→ Aim of the exercise: Show all lines holding "кредитных".

→ Extracted information:
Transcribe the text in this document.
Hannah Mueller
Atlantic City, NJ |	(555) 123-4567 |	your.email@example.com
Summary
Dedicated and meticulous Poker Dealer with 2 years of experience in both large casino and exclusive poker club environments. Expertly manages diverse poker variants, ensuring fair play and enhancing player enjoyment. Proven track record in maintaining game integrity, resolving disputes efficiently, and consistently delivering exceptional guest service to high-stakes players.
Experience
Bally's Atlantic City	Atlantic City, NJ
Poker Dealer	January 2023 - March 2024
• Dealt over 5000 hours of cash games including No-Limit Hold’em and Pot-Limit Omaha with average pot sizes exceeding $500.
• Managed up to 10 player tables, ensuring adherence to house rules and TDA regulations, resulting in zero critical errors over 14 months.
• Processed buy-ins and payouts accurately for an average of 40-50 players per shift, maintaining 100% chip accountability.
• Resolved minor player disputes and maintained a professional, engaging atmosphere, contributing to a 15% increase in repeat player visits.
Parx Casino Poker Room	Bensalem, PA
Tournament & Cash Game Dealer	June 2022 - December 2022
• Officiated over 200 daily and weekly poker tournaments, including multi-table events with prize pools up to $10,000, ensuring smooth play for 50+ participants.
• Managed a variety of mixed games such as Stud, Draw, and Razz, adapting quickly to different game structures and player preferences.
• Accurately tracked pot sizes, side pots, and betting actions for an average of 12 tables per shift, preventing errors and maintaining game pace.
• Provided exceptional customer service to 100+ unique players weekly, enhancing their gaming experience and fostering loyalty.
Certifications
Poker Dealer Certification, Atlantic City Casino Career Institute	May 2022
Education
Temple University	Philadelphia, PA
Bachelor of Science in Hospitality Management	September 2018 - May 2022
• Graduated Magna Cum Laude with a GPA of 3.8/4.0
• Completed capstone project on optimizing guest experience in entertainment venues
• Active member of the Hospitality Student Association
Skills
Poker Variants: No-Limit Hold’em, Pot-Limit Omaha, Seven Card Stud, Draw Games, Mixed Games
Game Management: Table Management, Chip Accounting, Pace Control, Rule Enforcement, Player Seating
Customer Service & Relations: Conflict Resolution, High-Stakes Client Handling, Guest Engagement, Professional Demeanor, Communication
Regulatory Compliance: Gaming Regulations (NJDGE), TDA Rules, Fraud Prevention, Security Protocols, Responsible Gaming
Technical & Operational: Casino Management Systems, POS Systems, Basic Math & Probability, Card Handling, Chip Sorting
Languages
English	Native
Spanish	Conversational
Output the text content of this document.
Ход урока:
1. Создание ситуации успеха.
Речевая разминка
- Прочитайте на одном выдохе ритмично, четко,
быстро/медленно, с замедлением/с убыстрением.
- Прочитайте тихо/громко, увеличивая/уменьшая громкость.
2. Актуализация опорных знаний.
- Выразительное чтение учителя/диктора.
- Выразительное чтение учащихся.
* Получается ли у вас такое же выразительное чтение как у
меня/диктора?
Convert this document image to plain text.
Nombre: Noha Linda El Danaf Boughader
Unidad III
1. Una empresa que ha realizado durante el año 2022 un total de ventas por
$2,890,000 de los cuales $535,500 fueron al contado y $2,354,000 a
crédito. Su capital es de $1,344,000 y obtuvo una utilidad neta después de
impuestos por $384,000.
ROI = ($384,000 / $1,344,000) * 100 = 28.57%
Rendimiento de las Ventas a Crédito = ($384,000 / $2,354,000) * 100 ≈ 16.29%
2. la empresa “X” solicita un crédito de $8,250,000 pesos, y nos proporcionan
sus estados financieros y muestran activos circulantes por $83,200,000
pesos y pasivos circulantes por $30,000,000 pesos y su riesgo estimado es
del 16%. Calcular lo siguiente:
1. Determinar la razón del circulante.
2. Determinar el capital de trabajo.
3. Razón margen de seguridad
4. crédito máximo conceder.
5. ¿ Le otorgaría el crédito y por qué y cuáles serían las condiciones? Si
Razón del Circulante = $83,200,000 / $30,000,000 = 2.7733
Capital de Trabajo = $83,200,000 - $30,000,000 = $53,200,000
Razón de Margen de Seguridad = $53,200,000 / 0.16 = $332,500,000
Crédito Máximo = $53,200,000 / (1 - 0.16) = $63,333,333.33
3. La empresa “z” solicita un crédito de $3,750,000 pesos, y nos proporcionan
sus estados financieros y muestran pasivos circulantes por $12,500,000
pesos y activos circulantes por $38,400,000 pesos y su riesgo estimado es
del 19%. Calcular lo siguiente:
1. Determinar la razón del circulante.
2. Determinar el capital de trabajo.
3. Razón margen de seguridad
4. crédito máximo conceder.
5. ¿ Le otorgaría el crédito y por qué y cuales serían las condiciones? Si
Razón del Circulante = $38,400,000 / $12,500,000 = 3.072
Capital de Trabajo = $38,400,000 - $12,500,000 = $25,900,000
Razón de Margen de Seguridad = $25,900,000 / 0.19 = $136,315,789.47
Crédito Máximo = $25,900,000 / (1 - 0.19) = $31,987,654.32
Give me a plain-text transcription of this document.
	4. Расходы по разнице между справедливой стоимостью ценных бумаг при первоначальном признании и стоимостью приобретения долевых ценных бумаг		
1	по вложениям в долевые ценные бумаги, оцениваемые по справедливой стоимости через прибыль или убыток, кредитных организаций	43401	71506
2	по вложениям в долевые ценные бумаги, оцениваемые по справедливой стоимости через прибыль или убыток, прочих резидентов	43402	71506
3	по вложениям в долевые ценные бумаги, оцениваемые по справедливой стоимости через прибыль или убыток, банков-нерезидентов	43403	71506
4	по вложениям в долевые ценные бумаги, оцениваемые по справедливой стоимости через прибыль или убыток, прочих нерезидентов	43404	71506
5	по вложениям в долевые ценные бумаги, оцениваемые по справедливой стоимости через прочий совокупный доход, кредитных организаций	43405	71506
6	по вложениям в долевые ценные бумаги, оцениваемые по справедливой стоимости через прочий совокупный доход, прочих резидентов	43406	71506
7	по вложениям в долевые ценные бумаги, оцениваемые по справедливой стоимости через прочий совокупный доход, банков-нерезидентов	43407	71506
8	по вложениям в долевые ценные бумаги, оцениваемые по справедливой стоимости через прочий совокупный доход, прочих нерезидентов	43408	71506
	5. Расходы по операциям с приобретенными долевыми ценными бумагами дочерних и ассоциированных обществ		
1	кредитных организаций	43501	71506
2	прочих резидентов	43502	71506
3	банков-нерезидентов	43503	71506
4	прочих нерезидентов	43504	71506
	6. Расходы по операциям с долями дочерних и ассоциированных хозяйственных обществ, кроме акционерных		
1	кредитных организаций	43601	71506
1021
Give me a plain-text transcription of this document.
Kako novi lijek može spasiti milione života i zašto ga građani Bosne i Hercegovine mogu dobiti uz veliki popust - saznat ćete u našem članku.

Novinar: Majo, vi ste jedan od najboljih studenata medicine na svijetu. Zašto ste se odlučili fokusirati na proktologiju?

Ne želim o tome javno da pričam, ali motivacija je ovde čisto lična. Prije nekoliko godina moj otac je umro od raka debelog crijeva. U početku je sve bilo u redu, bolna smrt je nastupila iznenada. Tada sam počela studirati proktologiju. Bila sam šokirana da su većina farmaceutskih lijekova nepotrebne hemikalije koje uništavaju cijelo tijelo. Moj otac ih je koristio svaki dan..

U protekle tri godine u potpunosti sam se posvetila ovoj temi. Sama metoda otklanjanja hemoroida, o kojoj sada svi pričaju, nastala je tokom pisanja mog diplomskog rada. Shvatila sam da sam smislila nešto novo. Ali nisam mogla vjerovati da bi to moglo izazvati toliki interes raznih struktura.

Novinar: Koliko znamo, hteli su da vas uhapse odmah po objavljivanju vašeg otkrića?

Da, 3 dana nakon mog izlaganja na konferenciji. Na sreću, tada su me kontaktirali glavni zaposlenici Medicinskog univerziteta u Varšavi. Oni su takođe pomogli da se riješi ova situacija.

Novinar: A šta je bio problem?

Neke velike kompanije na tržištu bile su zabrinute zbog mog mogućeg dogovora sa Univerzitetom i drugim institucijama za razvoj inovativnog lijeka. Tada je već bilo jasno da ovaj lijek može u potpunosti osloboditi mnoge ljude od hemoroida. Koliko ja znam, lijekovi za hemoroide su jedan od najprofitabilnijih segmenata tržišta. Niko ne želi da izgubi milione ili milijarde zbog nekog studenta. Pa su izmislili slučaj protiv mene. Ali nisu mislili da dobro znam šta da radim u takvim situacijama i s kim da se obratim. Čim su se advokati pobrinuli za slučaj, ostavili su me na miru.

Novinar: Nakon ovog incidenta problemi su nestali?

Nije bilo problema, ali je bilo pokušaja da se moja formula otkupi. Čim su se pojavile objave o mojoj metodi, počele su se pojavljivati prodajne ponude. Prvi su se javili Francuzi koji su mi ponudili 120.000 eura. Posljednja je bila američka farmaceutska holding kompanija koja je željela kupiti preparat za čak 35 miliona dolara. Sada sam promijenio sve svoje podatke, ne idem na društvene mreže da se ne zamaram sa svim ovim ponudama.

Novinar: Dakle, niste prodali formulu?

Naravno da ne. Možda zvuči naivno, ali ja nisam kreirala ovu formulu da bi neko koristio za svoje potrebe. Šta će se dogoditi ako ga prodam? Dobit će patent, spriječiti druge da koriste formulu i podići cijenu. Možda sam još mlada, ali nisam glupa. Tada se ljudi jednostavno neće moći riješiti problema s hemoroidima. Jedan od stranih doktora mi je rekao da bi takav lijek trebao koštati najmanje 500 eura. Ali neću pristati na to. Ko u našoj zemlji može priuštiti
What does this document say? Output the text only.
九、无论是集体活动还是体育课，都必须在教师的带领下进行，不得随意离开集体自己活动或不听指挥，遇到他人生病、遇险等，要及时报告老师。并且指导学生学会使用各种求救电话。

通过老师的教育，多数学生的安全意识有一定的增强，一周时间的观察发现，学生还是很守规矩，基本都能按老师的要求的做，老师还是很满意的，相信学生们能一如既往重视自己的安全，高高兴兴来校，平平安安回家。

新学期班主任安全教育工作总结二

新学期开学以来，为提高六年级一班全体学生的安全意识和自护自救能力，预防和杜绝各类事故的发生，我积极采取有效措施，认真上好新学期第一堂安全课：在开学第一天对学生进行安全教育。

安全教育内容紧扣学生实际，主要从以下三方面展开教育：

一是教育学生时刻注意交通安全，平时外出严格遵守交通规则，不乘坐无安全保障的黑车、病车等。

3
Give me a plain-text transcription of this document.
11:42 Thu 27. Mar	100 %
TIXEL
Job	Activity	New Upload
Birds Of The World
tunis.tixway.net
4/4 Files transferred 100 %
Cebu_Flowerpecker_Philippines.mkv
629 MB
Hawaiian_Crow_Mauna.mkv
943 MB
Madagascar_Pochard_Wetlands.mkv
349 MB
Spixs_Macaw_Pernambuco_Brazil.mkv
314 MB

→ Response to the task:
1	по вложениям в долевые ценные бумаги, оцениваемые по справедливой стоимости через прибыль или убыток, кредитных организаций	43401	71506
5	по вложениям в долевые ценные бумаги, оцениваемые по справедливой стоимости через прочий совокупный доход, кредитных организаций	43405	71506
1	кредитных организаций	43501	71506
1	кредитных организаций	43601	71506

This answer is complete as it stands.